#### Task objective
Extract everything from the start of the material down to the line containing "tab-label: Table Booking", both ends included, and copy those lines unchanged.

Listings of boxed layout items
_ _ _
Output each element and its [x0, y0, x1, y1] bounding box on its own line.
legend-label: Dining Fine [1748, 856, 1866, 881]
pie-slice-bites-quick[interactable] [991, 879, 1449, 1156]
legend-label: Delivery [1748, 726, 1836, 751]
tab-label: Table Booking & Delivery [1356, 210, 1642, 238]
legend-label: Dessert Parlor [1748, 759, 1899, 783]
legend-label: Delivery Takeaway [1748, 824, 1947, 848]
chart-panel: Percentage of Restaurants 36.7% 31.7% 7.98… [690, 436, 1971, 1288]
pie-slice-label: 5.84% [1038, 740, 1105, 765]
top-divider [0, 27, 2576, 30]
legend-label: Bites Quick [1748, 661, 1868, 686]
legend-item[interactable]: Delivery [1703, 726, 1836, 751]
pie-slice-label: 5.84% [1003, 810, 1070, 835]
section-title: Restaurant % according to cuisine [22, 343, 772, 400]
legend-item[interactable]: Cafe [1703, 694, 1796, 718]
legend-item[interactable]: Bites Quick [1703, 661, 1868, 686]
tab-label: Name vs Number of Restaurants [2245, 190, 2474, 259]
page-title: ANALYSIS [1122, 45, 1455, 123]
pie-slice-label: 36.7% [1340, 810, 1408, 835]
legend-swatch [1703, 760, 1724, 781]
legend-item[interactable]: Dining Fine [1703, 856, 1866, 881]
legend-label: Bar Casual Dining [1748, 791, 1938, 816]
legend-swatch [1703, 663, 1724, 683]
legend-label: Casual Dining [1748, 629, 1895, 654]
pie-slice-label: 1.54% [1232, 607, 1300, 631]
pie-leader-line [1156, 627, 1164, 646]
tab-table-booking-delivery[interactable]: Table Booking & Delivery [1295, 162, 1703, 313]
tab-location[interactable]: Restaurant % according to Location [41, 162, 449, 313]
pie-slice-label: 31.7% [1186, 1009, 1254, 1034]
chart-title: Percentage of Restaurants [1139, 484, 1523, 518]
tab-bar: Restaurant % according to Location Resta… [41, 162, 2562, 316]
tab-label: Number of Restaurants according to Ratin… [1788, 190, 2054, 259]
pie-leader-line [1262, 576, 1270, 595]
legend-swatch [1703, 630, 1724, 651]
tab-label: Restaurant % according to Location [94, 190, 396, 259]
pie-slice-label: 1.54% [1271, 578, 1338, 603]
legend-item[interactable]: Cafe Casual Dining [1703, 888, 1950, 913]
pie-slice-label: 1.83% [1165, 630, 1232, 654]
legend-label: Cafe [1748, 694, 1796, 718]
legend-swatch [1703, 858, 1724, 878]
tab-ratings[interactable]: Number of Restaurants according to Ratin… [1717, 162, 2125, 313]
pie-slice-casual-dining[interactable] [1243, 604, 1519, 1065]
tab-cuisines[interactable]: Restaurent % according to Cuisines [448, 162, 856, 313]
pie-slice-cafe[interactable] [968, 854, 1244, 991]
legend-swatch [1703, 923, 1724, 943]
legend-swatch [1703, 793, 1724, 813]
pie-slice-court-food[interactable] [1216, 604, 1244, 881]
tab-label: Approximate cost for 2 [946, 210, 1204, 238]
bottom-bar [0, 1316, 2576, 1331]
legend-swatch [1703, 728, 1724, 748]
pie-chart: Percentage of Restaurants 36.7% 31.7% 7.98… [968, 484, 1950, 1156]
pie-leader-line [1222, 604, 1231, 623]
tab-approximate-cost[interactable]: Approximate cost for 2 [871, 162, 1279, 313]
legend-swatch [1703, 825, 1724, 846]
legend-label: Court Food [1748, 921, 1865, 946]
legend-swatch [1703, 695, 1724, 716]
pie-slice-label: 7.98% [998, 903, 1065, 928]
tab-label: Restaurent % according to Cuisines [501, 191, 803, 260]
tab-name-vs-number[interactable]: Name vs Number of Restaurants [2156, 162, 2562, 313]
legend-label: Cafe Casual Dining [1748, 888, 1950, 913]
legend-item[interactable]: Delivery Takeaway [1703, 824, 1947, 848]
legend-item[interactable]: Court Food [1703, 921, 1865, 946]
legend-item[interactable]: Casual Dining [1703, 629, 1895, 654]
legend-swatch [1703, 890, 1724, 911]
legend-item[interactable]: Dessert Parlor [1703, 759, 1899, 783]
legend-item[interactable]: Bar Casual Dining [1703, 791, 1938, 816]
_ _ _
#### Output for this exercise
Output each element and its [x0, y0, x1, y1] bounding box on its own line.
legend-label: Dining Fine [1748, 856, 1866, 881]
pie-slice-bites-quick[interactable] [991, 879, 1449, 1156]
legend-label: Delivery [1748, 726, 1836, 751]
tab-label: Table Booking & Delivery [1356, 210, 1642, 238]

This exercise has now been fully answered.